-- Begin WORKING DATA --

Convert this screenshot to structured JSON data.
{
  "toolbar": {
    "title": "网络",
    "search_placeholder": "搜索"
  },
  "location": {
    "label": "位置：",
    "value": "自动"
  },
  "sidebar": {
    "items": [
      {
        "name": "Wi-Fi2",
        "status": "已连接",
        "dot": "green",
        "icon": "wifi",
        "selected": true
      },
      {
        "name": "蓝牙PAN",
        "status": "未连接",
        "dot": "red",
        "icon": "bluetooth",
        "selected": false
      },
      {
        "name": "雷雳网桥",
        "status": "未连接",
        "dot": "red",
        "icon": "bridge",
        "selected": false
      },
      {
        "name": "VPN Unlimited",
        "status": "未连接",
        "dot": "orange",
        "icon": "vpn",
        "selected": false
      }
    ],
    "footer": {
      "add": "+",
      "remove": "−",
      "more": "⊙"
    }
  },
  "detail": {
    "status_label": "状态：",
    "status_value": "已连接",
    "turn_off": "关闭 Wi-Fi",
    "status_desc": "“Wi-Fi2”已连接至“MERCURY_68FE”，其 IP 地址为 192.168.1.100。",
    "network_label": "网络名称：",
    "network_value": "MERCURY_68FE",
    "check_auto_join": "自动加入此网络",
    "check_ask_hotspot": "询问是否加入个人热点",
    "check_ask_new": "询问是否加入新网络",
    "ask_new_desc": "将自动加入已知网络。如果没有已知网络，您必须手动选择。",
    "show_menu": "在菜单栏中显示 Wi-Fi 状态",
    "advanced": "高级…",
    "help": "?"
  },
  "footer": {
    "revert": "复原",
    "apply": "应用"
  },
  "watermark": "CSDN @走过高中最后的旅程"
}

-- End WORKING DATA --

PROBLEM: Extract, from the listing above, every line where the string "name" occurs.

EXERCISE RESULT:
        "name": "Wi-Fi2",
        "name": "蓝牙PAN",
        "name": "雷雳网桥",
        "name": "VPN Unlimited",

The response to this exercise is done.